• **What this task involves**: Repeat the material exactly as it appears.
** Begin The data **
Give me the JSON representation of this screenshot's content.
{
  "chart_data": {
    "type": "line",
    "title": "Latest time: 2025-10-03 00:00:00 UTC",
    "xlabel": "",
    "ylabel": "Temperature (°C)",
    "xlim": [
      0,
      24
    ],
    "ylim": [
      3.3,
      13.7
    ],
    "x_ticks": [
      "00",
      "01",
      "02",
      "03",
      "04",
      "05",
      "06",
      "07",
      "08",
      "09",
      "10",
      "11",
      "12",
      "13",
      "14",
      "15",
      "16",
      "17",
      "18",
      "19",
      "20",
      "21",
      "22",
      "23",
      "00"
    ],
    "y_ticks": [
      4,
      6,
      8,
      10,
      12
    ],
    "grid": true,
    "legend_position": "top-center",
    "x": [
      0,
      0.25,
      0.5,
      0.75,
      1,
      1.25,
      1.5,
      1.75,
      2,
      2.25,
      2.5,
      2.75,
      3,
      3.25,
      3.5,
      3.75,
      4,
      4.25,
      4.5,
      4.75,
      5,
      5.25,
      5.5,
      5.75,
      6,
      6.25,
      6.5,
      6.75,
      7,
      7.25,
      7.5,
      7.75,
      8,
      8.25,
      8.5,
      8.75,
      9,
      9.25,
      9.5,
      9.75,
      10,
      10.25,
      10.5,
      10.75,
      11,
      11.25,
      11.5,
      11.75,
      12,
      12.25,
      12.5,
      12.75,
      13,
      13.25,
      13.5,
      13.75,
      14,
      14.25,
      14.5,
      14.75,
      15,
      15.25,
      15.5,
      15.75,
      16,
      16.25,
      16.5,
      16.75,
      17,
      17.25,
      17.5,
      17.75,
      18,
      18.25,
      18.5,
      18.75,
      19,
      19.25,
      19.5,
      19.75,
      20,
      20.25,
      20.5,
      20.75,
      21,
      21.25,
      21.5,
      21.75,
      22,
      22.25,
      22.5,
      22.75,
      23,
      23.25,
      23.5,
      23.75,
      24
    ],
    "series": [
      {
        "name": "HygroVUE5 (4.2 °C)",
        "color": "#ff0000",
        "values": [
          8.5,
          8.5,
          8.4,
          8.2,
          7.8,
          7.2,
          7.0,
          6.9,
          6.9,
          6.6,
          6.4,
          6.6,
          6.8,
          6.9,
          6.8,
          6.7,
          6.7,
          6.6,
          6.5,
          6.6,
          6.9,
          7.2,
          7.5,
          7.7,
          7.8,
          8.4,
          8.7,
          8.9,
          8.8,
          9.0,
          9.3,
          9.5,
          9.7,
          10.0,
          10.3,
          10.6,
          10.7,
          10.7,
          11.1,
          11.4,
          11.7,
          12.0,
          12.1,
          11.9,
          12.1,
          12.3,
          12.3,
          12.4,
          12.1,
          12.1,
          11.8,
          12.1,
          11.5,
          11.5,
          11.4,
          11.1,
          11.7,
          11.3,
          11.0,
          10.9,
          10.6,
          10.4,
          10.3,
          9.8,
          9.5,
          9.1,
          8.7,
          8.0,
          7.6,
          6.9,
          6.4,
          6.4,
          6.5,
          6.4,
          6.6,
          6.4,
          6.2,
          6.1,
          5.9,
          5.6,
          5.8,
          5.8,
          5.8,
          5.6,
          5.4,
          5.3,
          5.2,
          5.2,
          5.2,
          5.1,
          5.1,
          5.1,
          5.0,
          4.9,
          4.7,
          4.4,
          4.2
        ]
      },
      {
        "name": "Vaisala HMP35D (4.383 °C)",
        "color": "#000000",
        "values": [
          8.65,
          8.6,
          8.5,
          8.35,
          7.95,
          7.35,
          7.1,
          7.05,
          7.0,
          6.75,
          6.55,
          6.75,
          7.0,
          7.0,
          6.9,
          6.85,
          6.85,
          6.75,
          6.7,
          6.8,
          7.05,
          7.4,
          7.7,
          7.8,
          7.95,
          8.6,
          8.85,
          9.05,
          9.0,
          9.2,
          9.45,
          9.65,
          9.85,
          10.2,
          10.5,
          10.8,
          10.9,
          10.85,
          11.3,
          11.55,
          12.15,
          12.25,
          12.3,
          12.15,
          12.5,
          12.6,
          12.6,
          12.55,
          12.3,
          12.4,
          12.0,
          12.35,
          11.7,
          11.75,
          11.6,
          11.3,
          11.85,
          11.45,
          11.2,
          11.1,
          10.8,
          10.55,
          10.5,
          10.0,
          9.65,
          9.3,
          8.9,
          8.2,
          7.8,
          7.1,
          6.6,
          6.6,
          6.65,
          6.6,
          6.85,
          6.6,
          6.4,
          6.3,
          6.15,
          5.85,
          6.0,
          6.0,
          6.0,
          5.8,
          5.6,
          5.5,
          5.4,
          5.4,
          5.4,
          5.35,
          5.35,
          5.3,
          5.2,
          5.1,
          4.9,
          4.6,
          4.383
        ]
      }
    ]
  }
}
** End The data **
• **Task result**:
Give me the JSON representation of this screenshot's content.
{
  "chart_data": {
    "type": "line",
    "title": "Latest time: 2025-10-03 00:00:00 UTC",
    "xlabel": "",
    "ylabel": "Temperature (°C)",
    "xlim": [
      0,
      24
    ],
    "ylim": [
      3.3,
      13.7
    ],
    "x_ticks": [
      "00",
      "01",
      "02",
      "03",
      "04",
      "05",
      "06",
      "07",
      "08",
      "09",
      "10",
      "11",
      "12",
      "13",
      "14",
      "15",
      "16",
      "17",
      "18",
      "19",
      "20",
      "21",
      "22",
      "23",
      "00"
    ],
    "y_ticks": [
      4,
      6,
      8,
      10,
      12
    ],
    "grid": true,
    "legend_position": "top-center",
    "x": [
      0,
      0.25,
      0.5,
      0.75,
      1,
      1.25,
      1.5,
      1.75,
      2,
      2.25,
      2.5,
      2.75,
      3,
      3.25,
      3.5,
      3.75,
      4,
      4.25,
      4.5,
      4.75,
      5,
      5.25,
      5.5,
      5.75,
      6,
      6.25,
      6.5,
      6.75,
      7,
      7.25,
      7.5,
      7.75,
      8,
      8.25,
      8.5,
      8.75,
      9,
      9.25,
      9.5,
      9.75,
      10,
      10.25,
      10.5,
      10.75,
      11,
      11.25,
      11.5,
      11.75,
      12,
      12.25,
      12.5,
      12.75,
      13,
      13.25,
      13.5,
      13.75,
      14,
      14.25,
      14.5,
      14.75,
      15,
      15.25,
      15.5,
      15.75,
      16,
      16.25,
      16.5,
      16.75,
      17,
      17.25,
      17.5,
      17.75,
      18,
      18.25,
      18.5,
      18.75,
      19,
      19.25,
      19.5,
      19.75,
      20,
      20.25,
      20.5,
      20.75,
      21,
      21.25,
      21.5,
      21.75,
      22,
      22.25,
      22.5,
      22.75,
      23,
      23.25,
      23.5,
      23.75,
      24
    ],
    "series": [
      {
        "name": "HygroVUE5 (4.2 °C)",
        "color": "#ff0000",
        "values": [
          8.5,
          8.5,
          8.4,
          8.2,
          7.8,
          7.2,
          7.0,
          6.9,
          6.9,
          6.6,
          6.4,
          6.6,
          6.8,
          6.9,
          6.8,
          6.7,
          6.7,
          6.6,
          6.5,
          6.6,
          6.9,
          7.2,
          7.5,
          7.7,
          7.8,
          8.4,
          8.7,
          8.9,
          8.8,
          9.0,
          9.3,
          9.5,
          9.7,
          10.0,
          10.3,
          10.6,
          10.7,
          10.7,
          11.1,
          11.4,
          11.7,
          12.0,
          12.1,
          11.9,
          12.1,
          12.3,
          12.3,
          12.4,
          12.1,
          12.1,
          11.8,
          12.1,
          11.5,
          11.5,
          11.4,
          11.1,
          11.7,
          11.3,
          11.0,
          10.9,
          10.6,
          10.4,
          10.3,
          9.8,
          9.5,
          9.1,
          8.7,
          8.0,
          7.6,
          6.9,
          6.4,
          6.4,
          6.5,
          6.4,
          6.6,
          6.4,
          6.2,
          6.1,
          5.9,
          5.6,
          5.8,
          5.8,
          5.8,
          5.6,
          5.4,
          5.3,
          5.2,
          5.2,
          5.2,
          5.1,
          5.1,
          5.1,
          5.0,
          4.9,
          4.7,
          4.4,
          4.2
        ]
      },
      {
        "name": "Vaisala HMP35D (4.383 °C)",
        "color": "#000000",
        "values": [
          8.65,
          8.6,
          8.5,
          8.35,
          7.95,
          7.35,
          7.1,
          7.05,
          7.0,
          6.75,
          6.55,
          6.75,
          7.0,
          7.0,
          6.9,
          6.85,
          6.85,
          6.75,
          6.7,
          6.8,
          7.05,
          7.4,
          7.7,
          7.8,
          7.95,
          8.6,
          8.85,
          9.05,
          9.0,
          9.2,
          9.45,
          9.65,
          9.85,
          10.2,
          10.5,
          10.8,
          10.9,
          10.85,
          11.3,
          11.55,
          12.15,
          12.25,
          12.3,
          12.15,
          12.5,
          12.6,
          12.6,
          12.55,
          12.3,
          12.4,
          12.0,
          12.35,
          11.7,
          11.75,
          11.6,
          11.3,
          11.85,
          11.45,
          11.2,
          11.1,
          10.8,
          10.55,
          10.5,
          10.0,
          9.65,
          9.3,
          8.9,
          8.2,
          7.8,
          7.1,
          6.6,
          6.6,
          6.65,
          6.6,
          6.85,
          6.6,
          6.4,
          6.3,
          6.15,
          5.85,
          6.0,
          6.0,
          6.0,
          5.8,
          5.6,
          5.5,
          5.4,
          5.4,
          5.4,
          5.35,
          5.35,
          5.3,
          5.2,
          5.1,
          4.9,
          4.6,
          4.383
        ]
      }
    ]
  }
}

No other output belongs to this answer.